GIVEN PROBLEM: Show all lines of the listing that hold the word "donde".

Stored records:
* BEGIN *
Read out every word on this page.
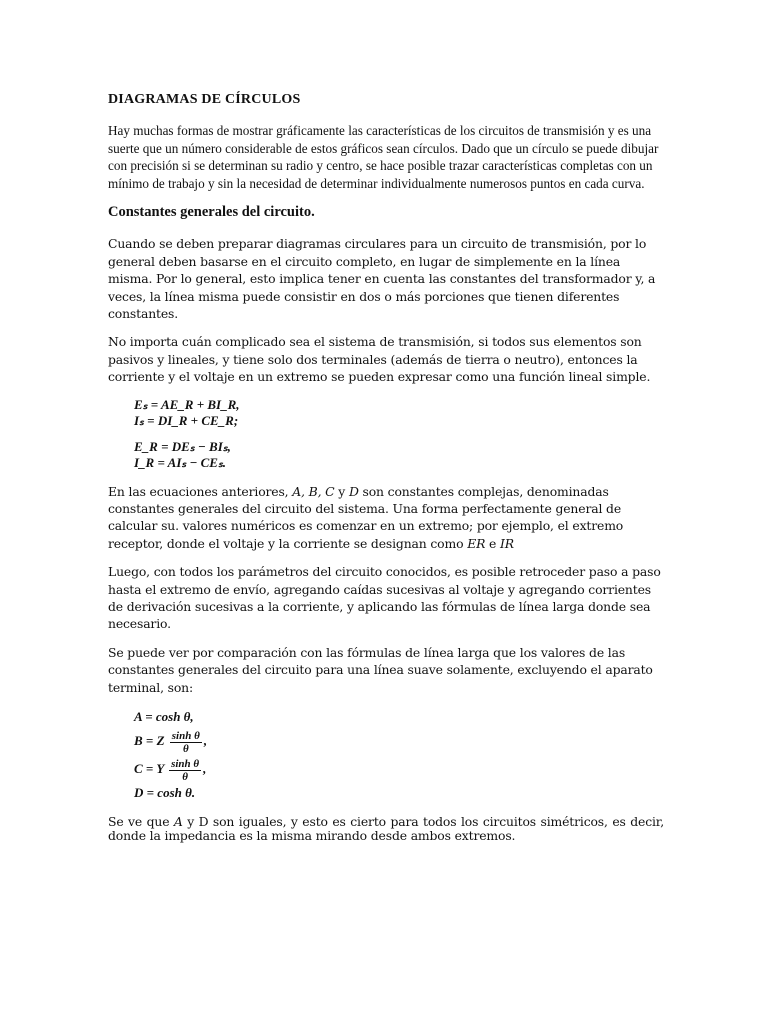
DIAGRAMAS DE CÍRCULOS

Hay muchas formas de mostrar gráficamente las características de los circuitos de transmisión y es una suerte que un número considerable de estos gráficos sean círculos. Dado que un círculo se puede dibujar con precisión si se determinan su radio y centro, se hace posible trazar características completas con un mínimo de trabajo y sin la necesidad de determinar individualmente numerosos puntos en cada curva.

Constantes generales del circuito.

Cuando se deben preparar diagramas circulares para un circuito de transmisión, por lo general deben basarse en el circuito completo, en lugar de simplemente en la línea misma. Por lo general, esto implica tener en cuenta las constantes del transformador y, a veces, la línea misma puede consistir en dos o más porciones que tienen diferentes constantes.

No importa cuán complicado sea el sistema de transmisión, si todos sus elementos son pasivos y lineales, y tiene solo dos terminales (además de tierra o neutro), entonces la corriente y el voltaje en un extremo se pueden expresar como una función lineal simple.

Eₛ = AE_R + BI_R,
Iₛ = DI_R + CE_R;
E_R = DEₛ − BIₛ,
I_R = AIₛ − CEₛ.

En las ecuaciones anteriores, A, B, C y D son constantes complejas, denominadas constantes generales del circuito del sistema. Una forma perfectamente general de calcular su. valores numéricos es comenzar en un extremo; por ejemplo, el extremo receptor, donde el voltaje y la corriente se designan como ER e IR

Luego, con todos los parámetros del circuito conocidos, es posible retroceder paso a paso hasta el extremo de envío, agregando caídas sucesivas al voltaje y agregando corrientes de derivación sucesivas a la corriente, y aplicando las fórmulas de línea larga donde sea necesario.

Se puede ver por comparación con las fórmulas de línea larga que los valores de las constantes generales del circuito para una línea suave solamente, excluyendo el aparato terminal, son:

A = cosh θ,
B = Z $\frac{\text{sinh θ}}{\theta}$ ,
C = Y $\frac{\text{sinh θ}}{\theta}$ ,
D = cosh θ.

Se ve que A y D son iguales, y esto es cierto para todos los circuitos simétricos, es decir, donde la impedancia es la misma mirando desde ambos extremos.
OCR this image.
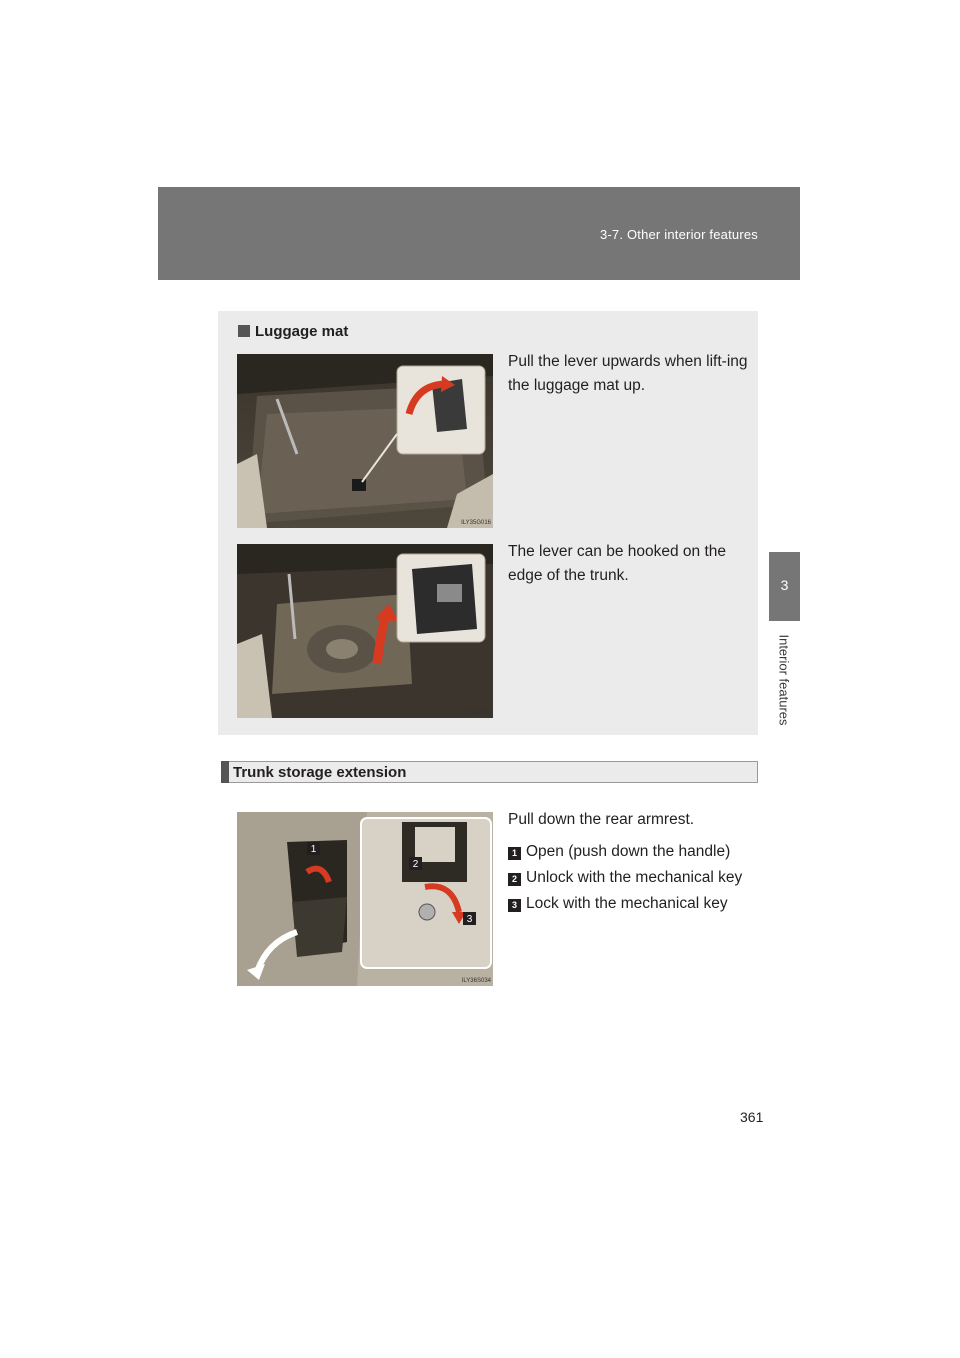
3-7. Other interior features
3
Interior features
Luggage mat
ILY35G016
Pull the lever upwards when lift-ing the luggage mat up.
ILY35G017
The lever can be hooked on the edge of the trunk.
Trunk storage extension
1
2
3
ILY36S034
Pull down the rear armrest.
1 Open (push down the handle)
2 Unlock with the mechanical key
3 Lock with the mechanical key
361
* END *
THE SOLUTION:
En las ecuaciones anteriores, A, B, C y D son constantes complejas, denominadas constantes generales del circuito del sistema. Una forma perfectamente general de calcular su. valores numéricos es comenzar en un extremo; por ejemplo, el extremo receptor, donde el voltaje y la corriente se designan como ER e IR
Luego, con todos los parámetros del circuito conocidos, es posible retroceder paso a paso hasta el extremo de envío, agregando caídas sucesivas al voltaje y agregando corrientes de derivación sucesivas a la corriente, y aplicando las fórmulas de línea larga donde sea necesario.
Se ve que A y D son iguales, y esto es cierto para todos los circuitos simétricos, es decir, donde la impedancia es la misma mirando desde ambos extremos.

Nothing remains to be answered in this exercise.